Write only the number of lines in the records beneath that hold "Death".

Figure dataset records:
· · · ·
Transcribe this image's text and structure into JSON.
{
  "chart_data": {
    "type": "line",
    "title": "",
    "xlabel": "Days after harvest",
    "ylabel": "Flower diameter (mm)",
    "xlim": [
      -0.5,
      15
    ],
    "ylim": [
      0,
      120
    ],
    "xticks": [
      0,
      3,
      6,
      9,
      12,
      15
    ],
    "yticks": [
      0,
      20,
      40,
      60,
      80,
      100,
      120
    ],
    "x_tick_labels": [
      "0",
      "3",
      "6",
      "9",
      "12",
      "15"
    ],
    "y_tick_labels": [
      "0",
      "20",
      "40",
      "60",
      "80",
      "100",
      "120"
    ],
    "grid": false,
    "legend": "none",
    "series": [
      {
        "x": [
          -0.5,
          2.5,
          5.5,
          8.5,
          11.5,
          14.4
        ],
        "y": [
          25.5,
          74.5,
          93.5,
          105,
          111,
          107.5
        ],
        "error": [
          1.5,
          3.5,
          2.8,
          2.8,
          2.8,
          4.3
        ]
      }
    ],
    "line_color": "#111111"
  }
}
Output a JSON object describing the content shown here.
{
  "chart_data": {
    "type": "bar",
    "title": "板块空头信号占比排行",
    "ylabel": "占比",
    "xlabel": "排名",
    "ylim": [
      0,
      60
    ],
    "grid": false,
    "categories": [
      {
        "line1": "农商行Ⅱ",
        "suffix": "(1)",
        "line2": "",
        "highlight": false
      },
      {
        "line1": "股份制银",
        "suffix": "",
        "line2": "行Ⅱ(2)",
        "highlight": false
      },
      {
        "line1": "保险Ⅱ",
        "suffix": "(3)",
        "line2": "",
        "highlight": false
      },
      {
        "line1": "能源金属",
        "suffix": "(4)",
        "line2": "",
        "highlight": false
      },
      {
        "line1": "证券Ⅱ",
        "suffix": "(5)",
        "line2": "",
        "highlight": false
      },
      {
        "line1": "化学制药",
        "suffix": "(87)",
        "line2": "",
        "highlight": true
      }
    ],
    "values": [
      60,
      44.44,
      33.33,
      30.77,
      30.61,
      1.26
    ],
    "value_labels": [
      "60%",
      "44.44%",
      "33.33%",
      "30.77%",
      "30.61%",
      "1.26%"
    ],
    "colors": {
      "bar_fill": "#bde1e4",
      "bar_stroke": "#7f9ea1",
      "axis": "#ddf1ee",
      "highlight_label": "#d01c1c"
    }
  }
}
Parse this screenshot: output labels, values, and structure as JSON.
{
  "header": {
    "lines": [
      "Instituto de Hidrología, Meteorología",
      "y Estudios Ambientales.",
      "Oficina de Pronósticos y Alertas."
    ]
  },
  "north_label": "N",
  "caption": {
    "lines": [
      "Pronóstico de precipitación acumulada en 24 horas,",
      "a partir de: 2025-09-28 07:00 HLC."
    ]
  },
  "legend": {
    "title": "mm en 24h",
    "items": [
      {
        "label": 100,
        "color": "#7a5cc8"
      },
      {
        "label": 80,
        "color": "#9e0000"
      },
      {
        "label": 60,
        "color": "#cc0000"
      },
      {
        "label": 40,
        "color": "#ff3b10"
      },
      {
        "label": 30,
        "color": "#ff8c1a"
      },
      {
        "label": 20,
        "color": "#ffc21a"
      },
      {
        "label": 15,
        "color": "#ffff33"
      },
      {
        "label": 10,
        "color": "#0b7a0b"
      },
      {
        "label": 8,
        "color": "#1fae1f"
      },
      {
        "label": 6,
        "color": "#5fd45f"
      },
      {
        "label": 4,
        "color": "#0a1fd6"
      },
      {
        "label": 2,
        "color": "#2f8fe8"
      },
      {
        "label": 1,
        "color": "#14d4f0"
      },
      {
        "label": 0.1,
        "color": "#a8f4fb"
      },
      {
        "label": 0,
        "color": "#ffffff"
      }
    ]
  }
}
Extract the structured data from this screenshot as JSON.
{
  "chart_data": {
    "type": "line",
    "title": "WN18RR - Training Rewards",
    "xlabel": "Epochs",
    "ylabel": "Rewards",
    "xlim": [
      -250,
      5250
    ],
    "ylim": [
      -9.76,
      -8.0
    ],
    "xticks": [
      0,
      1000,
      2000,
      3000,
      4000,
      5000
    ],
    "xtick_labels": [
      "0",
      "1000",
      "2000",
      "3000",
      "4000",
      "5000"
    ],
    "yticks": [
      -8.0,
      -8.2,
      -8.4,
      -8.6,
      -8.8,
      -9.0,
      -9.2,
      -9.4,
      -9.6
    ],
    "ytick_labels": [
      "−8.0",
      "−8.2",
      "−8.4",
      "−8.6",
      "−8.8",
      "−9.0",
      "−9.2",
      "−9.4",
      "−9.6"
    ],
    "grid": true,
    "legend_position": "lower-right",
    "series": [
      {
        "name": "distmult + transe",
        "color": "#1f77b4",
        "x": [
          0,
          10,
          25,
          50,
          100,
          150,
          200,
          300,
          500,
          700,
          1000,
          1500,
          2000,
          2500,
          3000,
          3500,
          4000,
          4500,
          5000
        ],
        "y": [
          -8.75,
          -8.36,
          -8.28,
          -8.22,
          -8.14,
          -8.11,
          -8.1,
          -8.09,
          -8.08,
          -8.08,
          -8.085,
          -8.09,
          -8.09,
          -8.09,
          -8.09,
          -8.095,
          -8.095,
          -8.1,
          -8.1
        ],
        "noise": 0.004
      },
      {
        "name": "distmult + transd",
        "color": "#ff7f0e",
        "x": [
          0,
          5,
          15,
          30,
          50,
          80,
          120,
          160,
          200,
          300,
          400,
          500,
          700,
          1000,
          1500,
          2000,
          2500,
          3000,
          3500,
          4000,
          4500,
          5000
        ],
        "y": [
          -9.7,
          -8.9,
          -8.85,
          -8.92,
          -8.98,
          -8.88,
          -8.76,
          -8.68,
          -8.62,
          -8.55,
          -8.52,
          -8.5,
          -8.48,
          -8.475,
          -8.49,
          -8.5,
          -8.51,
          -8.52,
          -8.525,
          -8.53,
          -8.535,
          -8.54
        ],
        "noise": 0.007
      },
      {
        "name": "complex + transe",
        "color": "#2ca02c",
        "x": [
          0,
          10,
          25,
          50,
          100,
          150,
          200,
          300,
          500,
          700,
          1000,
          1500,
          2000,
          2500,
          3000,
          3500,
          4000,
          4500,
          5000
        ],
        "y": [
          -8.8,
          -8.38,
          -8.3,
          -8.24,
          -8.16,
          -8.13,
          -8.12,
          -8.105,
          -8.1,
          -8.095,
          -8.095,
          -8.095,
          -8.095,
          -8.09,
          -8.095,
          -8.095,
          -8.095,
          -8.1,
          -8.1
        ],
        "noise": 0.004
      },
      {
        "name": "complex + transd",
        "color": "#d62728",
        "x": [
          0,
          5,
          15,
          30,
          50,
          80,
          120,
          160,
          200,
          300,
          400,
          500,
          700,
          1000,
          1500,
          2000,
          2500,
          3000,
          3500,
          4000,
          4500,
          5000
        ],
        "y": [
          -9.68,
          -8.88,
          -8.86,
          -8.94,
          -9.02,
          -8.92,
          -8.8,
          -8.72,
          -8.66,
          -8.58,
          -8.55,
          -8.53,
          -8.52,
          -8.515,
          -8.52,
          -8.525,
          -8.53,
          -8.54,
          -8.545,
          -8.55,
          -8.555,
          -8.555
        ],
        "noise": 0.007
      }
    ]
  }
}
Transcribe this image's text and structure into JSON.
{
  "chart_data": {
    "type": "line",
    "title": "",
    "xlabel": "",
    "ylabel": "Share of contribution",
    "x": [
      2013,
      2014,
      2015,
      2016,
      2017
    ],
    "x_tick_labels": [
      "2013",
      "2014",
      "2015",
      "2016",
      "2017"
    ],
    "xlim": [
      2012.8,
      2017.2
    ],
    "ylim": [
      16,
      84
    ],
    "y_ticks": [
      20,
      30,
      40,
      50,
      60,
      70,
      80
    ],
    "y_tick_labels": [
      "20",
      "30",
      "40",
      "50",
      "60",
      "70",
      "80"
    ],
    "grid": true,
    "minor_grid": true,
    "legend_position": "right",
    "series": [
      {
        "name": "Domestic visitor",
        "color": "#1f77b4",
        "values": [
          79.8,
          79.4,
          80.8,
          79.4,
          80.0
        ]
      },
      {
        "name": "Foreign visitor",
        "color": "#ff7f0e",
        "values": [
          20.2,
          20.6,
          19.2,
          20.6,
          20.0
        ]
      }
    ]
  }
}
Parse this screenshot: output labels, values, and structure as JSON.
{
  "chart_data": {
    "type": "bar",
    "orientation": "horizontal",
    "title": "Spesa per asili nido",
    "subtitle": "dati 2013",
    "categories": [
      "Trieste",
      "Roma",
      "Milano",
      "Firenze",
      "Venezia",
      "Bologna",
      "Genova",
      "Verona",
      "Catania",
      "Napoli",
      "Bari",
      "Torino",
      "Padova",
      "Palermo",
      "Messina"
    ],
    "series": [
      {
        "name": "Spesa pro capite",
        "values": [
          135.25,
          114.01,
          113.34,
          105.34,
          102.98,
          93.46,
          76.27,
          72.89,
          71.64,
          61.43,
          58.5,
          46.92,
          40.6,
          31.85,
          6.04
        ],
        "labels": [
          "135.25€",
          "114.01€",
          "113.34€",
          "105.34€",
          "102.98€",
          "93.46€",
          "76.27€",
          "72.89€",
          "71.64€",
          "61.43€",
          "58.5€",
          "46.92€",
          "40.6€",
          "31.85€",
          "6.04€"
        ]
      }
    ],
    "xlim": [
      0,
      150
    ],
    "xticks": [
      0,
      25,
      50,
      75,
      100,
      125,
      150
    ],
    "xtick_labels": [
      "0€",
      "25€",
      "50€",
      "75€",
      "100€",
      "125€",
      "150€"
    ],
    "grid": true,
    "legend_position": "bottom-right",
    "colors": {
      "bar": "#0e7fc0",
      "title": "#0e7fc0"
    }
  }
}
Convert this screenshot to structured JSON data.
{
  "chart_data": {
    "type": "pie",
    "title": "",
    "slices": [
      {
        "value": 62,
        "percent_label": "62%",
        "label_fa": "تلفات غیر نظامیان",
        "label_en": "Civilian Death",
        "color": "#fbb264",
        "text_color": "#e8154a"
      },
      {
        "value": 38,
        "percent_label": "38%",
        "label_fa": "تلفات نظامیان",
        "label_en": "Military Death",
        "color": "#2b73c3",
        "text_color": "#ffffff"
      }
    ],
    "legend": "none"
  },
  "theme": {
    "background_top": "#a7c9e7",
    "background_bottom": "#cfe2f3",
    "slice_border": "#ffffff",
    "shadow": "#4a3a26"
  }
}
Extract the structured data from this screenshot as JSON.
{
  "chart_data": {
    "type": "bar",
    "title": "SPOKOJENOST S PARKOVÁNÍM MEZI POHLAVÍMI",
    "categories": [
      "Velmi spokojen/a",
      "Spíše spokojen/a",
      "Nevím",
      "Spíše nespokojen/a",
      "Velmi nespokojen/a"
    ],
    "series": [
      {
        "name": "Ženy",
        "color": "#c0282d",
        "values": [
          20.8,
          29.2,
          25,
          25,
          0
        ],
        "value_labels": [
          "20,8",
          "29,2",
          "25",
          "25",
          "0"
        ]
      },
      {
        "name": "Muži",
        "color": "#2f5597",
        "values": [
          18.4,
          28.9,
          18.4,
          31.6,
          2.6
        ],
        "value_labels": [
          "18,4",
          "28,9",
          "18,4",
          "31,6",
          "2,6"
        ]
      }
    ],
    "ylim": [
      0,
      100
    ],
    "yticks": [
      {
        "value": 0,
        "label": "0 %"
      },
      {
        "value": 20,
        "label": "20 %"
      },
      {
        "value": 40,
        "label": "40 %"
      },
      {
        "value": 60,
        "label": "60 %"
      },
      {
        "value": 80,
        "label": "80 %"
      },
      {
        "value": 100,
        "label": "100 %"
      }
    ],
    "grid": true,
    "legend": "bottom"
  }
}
· · · ·
TASK SOLUTION: 2